(Dataset records)
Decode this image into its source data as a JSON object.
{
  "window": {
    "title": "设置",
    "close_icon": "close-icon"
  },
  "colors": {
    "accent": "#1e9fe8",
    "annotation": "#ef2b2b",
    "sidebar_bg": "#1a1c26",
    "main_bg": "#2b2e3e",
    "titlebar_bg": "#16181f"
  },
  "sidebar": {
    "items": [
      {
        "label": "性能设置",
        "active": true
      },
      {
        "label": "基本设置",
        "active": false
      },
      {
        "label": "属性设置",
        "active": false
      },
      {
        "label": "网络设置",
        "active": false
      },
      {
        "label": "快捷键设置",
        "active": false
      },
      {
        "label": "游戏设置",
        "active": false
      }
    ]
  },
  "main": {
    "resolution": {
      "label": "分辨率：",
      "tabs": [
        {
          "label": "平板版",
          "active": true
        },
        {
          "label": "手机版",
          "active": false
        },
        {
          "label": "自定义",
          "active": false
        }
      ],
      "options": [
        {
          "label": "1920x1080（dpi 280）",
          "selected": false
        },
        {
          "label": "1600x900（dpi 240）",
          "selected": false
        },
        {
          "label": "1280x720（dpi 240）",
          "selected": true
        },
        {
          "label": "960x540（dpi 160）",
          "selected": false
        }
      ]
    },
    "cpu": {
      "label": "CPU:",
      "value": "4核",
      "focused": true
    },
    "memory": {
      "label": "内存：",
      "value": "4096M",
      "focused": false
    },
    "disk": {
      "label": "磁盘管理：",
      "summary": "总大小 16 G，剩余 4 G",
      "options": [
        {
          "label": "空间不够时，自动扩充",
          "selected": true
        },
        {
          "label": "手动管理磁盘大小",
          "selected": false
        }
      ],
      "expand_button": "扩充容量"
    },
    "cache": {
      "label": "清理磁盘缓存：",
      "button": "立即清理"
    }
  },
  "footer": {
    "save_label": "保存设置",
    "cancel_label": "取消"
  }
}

### What the exercise asks
Retype each record exactly, leaving nothing out.

### Solution
Decode this image into its source data as a JSON object.
{
  "window": {
    "title": "设置",
    "close_icon": "close-icon"
  },
  "colors": {
    "accent": "#1e9fe8",
    "annotation": "#ef2b2b",
    "sidebar_bg": "#1a1c26",
    "main_bg": "#2b2e3e",
    "titlebar_bg": "#16181f"
  },
  "sidebar": {
    "items": [
      {
        "label": "性能设置",
        "active": true
      },
      {
        "label": "基本设置",
        "active": false
      },
      {
        "label": "属性设置",
        "active": false
      },
      {
        "label": "网络设置",
        "active": false
      },
      {
        "label": "快捷键设置",
        "active": false
      },
      {
        "label": "游戏设置",
        "active": false
      }
    ]
  },
  "main": {
    "resolution": {
      "label": "分辨率：",
      "tabs": [
        {
          "label": "平板版",
          "active": true
        },
        {
          "label": "手机版",
          "active": false
        },
        {
          "label": "自定义",
          "active": false
        }
      ],
      "options": [
        {
          "label": "1920x1080（dpi 280）",
          "selected": false
        },
        {
          "label": "1600x900（dpi 240）",
          "selected": false
        },
        {
          "label": "1280x720（dpi 240）",
          "selected": true
        },
        {
          "label": "960x540（dpi 160）",
          "selected": false
        }
      ]
    },
    "cpu": {
      "label": "CPU:",
      "value": "4核",
      "focused": true
    },
    "memory": {
      "label": "内存：",
      "value": "4096M",
      "focused": false
    },
    "disk": {
      "label": "磁盘管理：",
      "summary": "总大小 16 G，剩余 4 G",
      "options": [
        {
          "label": "空间不够时，自动扩充",
          "selected": true
        },
        {
          "label": "手动管理磁盘大小",
          "selected": false
        }
      ],
      "expand_button": "扩充容量"
    },
    "cache": {
      "label": "清理磁盘缓存：",
      "button": "立即清理"
    }
  },
  "footer": {
    "save_label": "保存设置",
    "cancel_label": "取消"
  }
}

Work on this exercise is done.